▸ **Your instructions**: Go through the listing and set it down exactly, leaving out its pictures.

----------------------------------------

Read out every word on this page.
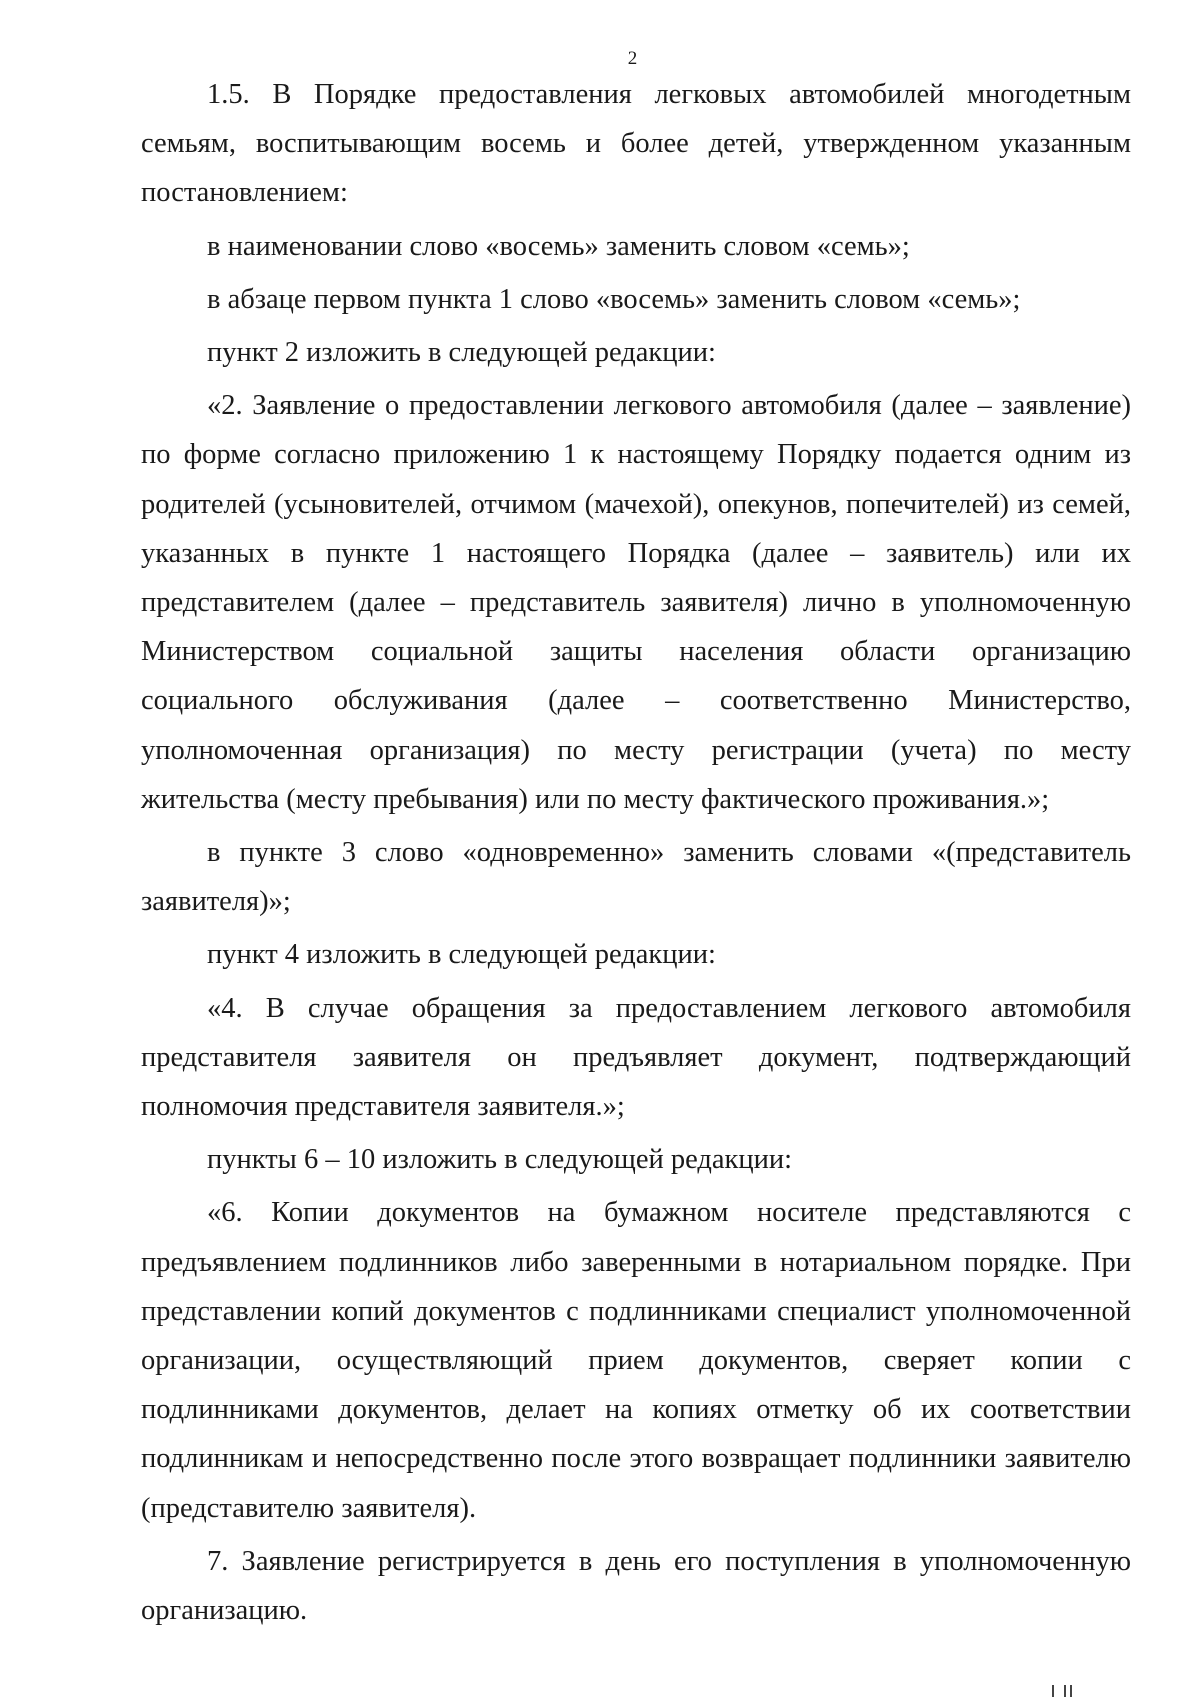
2

1.5. В Порядке предоставления легковых автомобилей многодетным семьям, воспитывающим восемь и более детей, утвержденном указанным постановлением:

в наименовании слово «восемь» заменить словом «семь»;

в абзаце первом пункта 1 слово «восемь» заменить словом «семь»;

пункт 2 изложить в следующей редакции:

«2. Заявление о предоставлении легкового автомобиля (далее – заявление) по форме согласно приложению 1 к настоящему Порядку подается одним из родителей (усыновителей, отчимом (мачехой), опекунов, попечителей) из семей, указанных в пункте 1 настоящего Порядка (далее – заявитель) или их представителем (далее – представитель заявителя) лично в уполномоченную Министерством социальной защиты населения области организацию социального обслуживания (далее – соответственно Министерство, уполномоченная организация) по месту регистрации (учета) по месту жительства (месту пребывания) или по месту фактического проживания.»;

в пункте 3 слово «одновременно» заменить словами «(представитель заявителя)»;

пункт 4 изложить в следующей редакции:

«4. В случае обращения за предоставлением легкового автомобиля представителя заявителя он предъявляет документ, подтверждающий полномочия представителя заявителя.»;

пункты 6 – 10 изложить в следующей редакции:

«6. Копии документов на бумажном носителе представляются с предъявлением подлинников либо заверенными в нотариальном порядке. При представлении копий документов с подлинниками специалист уполномоченной организации, осуществляющий прием документов, сверяет копии с подлинниками документов, делает на копиях отметку об их соответствии подлинникам и непосредственно после этого возвращает подлинники заявителю (представителю заявителя).

7. Заявление регистрируется в день его поступления в уполномоченную организацию.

----------------------------------------

▸ **Task response**:
Read out every word on this page.
2

1.5. В Порядке предоставления легковых автомобилей многодетным семьям, воспитывающим восемь и более детей, утвержденном указанным постановлением:

в наименовании слово «восемь» заменить словом «семь»;

в абзаце первом пункта 1 слово «восемь» заменить словом «семь»;

пункт 2 изложить в следующей редакции:

«2. Заявление о предоставлении легкового автомобиля (далее – заявление) по форме согласно приложению 1 к настоящему Порядку подается одним из родителей (усыновителей, отчимом (мачехой), опекунов, попечителей) из семей, указанных в пункте 1 настоящего Порядка (далее – заявитель) или их представителем (далее – представитель заявителя) лично в уполномоченную Министерством социальной защиты населения области организацию социального обслуживания (далее – соответственно Министерство, уполномоченная организация) по месту регистрации (учета) по месту жительства (месту пребывания) или по месту фактического проживания.»;

в пункте 3 слово «одновременно» заменить словами «(представитель заявителя)»;

пункт 4 изложить в следующей редакции:

«4. В случае обращения за предоставлением легкового автомобиля представителя заявителя он предъявляет документ, подтверждающий полномочия представителя заявителя.»;

пункты 6 – 10 изложить в следующей редакции:

«6. Копии документов на бумажном носителе представляются с предъявлением подлинников либо заверенными в нотариальном порядке. При представлении копий документов с подлинниками специалист уполномоченной организации, осуществляющий прием документов, сверяет копии с подлинниками документов, делает на копиях отметку об их соответствии подлинникам и непосредственно после этого возвращает подлинники заявителю (представителю заявителя).

7. Заявление регистрируется в день его поступления в уполномоченную организацию.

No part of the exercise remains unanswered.